* **WHAT NEEDS TO BE DONE**
What is needed is an exact copy of the entries below, with the pictures left out.
RECORDS SUPPLIED below:
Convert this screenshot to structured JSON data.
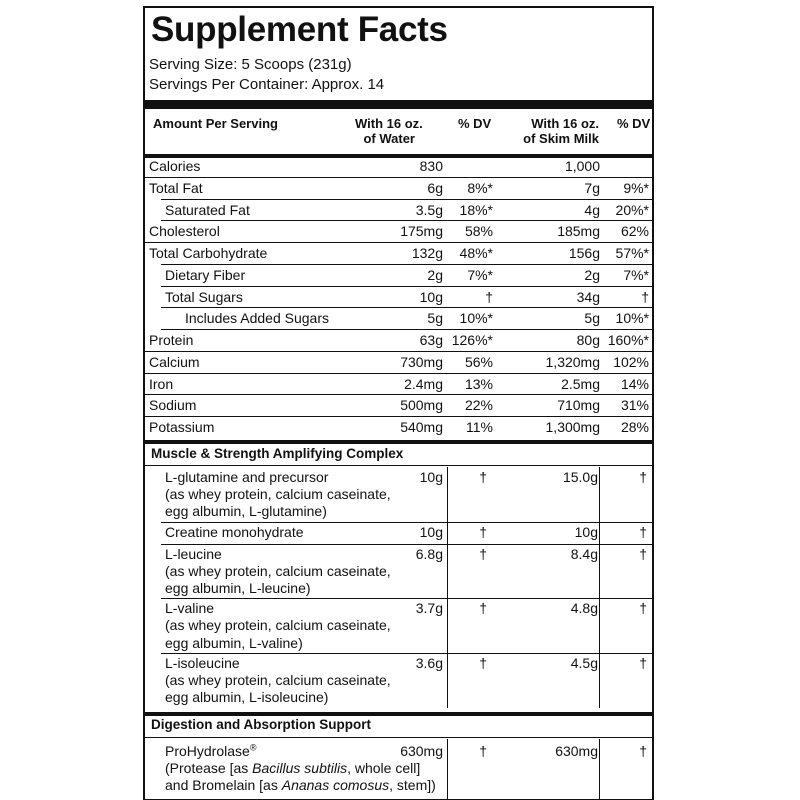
{
  "title": "Supplement Facts",
  "serving_size": "Serving Size: 5 Scoops (231g)",
  "servings_per_container": "Servings Per Container: Approx. 14",
  "header": {
    "amount": "Amount Per Serving",
    "water_line1": "With 16 oz.",
    "water_line2": "of Water",
    "dv1": "% DV",
    "milk_line1": "With 16 oz.",
    "milk_line2": "of Skim Milk",
    "dv2": "% DV"
  },
  "nutrients": [
    {
      "name": "Calories",
      "water": "830",
      "dv1": "",
      "milk": "1,000",
      "dv2": "",
      "indent": 0
    },
    {
      "name": "Total Fat",
      "water": "6g",
      "dv1": "8%*",
      "milk": "7g",
      "dv2": "9%*",
      "indent": 0
    },
    {
      "name": "Saturated Fat",
      "water": "3.5g",
      "dv1": "18%*",
      "milk": "4g",
      "dv2": "20%*",
      "indent": 1
    },
    {
      "name": "Cholesterol",
      "water": "175mg",
      "dv1": "58%",
      "milk": "185mg",
      "dv2": "62%",
      "indent": 0
    },
    {
      "name": "Total Carbohydrate",
      "water": "132g",
      "dv1": "48%*",
      "milk": "156g",
      "dv2": "57%*",
      "indent": 0
    },
    {
      "name": "Dietary Fiber",
      "water": "2g",
      "dv1": "7%*",
      "milk": "2g",
      "dv2": "7%*",
      "indent": 1
    },
    {
      "name": "Total Sugars",
      "water": "10g",
      "dv1": "†",
      "milk": "34g",
      "dv2": "†",
      "indent": 1
    },
    {
      "name": "Includes Added Sugars",
      "water": "5g",
      "dv1": "10%*",
      "milk": "5g",
      "dv2": "10%*",
      "indent": 2
    },
    {
      "name": "Protein",
      "water": "63g",
      "dv1": "126%*",
      "milk": "80g",
      "dv2": "160%*",
      "indent": 0
    },
    {
      "name": "Calcium",
      "water": "730mg",
      "dv1": "56%",
      "milk": "1,320mg",
      "dv2": "102%",
      "indent": 0
    },
    {
      "name": "Iron",
      "water": "2.4mg",
      "dv1": "13%",
      "milk": "2.5mg",
      "dv2": "14%",
      "indent": 0
    },
    {
      "name": "Sodium",
      "water": "500mg",
      "dv1": "22%",
      "milk": "710mg",
      "dv2": "31%",
      "indent": 0
    },
    {
      "name": "Potassium",
      "water": "540mg",
      "dv1": "11%",
      "milk": "1,300mg",
      "dv2": "28%",
      "indent": 0
    }
  ],
  "section1": {
    "title": "Muscle & Strength Amplifying Complex",
    "items": [
      {
        "lines": [
          "L-glutamine and precursor",
          "(as whey protein, calcium caseinate,",
          "egg albumin, L-glutamine)"
        ],
        "water": "10g",
        "dv1": "†",
        "milk": "15.0g",
        "dv2": "†"
      },
      {
        "lines": [
          "Creatine monohydrate"
        ],
        "water": "10g",
        "dv1": "†",
        "milk": "10g",
        "dv2": "†"
      },
      {
        "lines": [
          "L-leucine",
          "(as whey protein, calcium caseinate,",
          "egg albumin, L-leucine)"
        ],
        "water": "6.8g",
        "dv1": "†",
        "milk": "8.4g",
        "dv2": "†"
      },
      {
        "lines": [
          "L-valine",
          "(as whey protein, calcium caseinate,",
          "egg albumin, L-valine)"
        ],
        "water": "3.7g",
        "dv1": "†",
        "milk": "4.8g",
        "dv2": "†"
      },
      {
        "lines": [
          "L-isoleucine",
          "(as whey protein, calcium caseinate,",
          "egg albumin, L-isoleucine)"
        ],
        "water": "3.6g",
        "dv1": "†",
        "milk": "4.5g",
        "dv2": "†"
      }
    ]
  },
  "section2": {
    "title": "Digestion and Absorption Support",
    "item": {
      "name": "ProHydrolase",
      "reg": "®",
      "line2_prefix": "(Protease [as ",
      "line2_italic": "Bacillus subtilis",
      "line2_suffix": ", whole cell]",
      "line3_prefix": "and Bromelain [as ",
      "line3_italic": "Ananas comosus",
      "line3_suffix": ", stem])",
      "water": "630mg",
      "dv1": "†",
      "milk": "630mg",
      "dv2": "†"
    }
  }
}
End of RECORDS SUPPLIED.
* **RESULT**
Convert this screenshot to structured JSON data.
{
  "title": "Supplement Facts",
  "serving_size": "Serving Size: 5 Scoops (231g)",
  "servings_per_container": "Servings Per Container: Approx. 14",
  "header": {
    "amount": "Amount Per Serving",
    "water_line1": "With 16 oz.",
    "water_line2": "of Water",
    "dv1": "% DV",
    "milk_line1": "With 16 oz.",
    "milk_line2": "of Skim Milk",
    "dv2": "% DV"
  },
  "nutrients": [
    {
      "name": "Calories",
      "water": "830",
      "dv1": "",
      "milk": "1,000",
      "dv2": "",
      "indent": 0
    },
    {
      "name": "Total Fat",
      "water": "6g",
      "dv1": "8%*",
      "milk": "7g",
      "dv2": "9%*",
      "indent": 0
    },
    {
      "name": "Saturated Fat",
      "water": "3.5g",
      "dv1": "18%*",
      "milk": "4g",
      "dv2": "20%*",
      "indent": 1
    },
    {
      "name": "Cholesterol",
      "water": "175mg",
      "dv1": "58%",
      "milk": "185mg",
      "dv2": "62%",
      "indent": 0
    },
    {
      "name": "Total Carbohydrate",
      "water": "132g",
      "dv1": "48%*",
      "milk": "156g",
      "dv2": "57%*",
      "indent": 0
    },
    {
      "name": "Dietary Fiber",
      "water": "2g",
      "dv1": "7%*",
      "milk": "2g",
      "dv2": "7%*",
      "indent": 1
    },
    {
      "name": "Total Sugars",
      "water": "10g",
      "dv1": "†",
      "milk": "34g",
      "dv2": "†",
      "indent": 1
    },
    {
      "name": "Includes Added Sugars",
      "water": "5g",
      "dv1": "10%*",
      "milk": "5g",
      "dv2": "10%*",
      "indent": 2
    },
    {
      "name": "Protein",
      "water": "63g",
      "dv1": "126%*",
      "milk": "80g",
      "dv2": "160%*",
      "indent": 0
    },
    {
      "name": "Calcium",
      "water": "730mg",
      "dv1": "56%",
      "milk": "1,320mg",
      "dv2": "102%",
      "indent": 0
    },
    {
      "name": "Iron",
      "water": "2.4mg",
      "dv1": "13%",
      "milk": "2.5mg",
      "dv2": "14%",
      "indent": 0
    },
    {
      "name": "Sodium",
      "water": "500mg",
      "dv1": "22%",
      "milk": "710mg",
      "dv2": "31%",
      "indent": 0
    },
    {
      "name": "Potassium",
      "water": "540mg",
      "dv1": "11%",
      "milk": "1,300mg",
      "dv2": "28%",
      "indent": 0
    }
  ],
  "section1": {
    "title": "Muscle & Strength Amplifying Complex",
    "items": [
      {
        "lines": [
          "L-glutamine and precursor",
          "(as whey protein, calcium caseinate,",
          "egg albumin, L-glutamine)"
        ],
        "water": "10g",
        "dv1": "†",
        "milk": "15.0g",
        "dv2": "†"
      },
      {
        "lines": [
          "Creatine monohydrate"
        ],
        "water": "10g",
        "dv1": "†",
        "milk": "10g",
        "dv2": "†"
      },
      {
        "lines": [
          "L-leucine",
          "(as whey protein, calcium caseinate,",
          "egg albumin, L-leucine)"
        ],
        "water": "6.8g",
        "dv1": "†",
        "milk": "8.4g",
        "dv2": "†"
      },
      {
        "lines": [
          "L-valine",
          "(as whey protein, calcium caseinate,",
          "egg albumin, L-valine)"
        ],
        "water": "3.7g",
        "dv1": "†",
        "milk": "4.8g",
        "dv2": "†"
      },
      {
        "lines": [
          "L-isoleucine",
          "(as whey protein, calcium caseinate,",
          "egg albumin, L-isoleucine)"
        ],
        "water": "3.6g",
        "dv1": "†",
        "milk": "4.5g",
        "dv2": "†"
      }
    ]
  },
  "section2": {
    "title": "Digestion and Absorption Support",
    "item": {
      "name": "ProHydrolase",
      "reg": "®",
      "line2_prefix": "(Protease [as ",
      "line2_italic": "Bacillus subtilis",
      "line2_suffix": ", whole cell]",
      "line3_prefix": "and Bromelain [as ",
      "line3_italic": "Ananas comosus",
      "line3_suffix": ", stem])",
      "water": "630mg",
      "dv1": "†",
      "milk": "630mg",
      "dv2": "†"
    }
  }
}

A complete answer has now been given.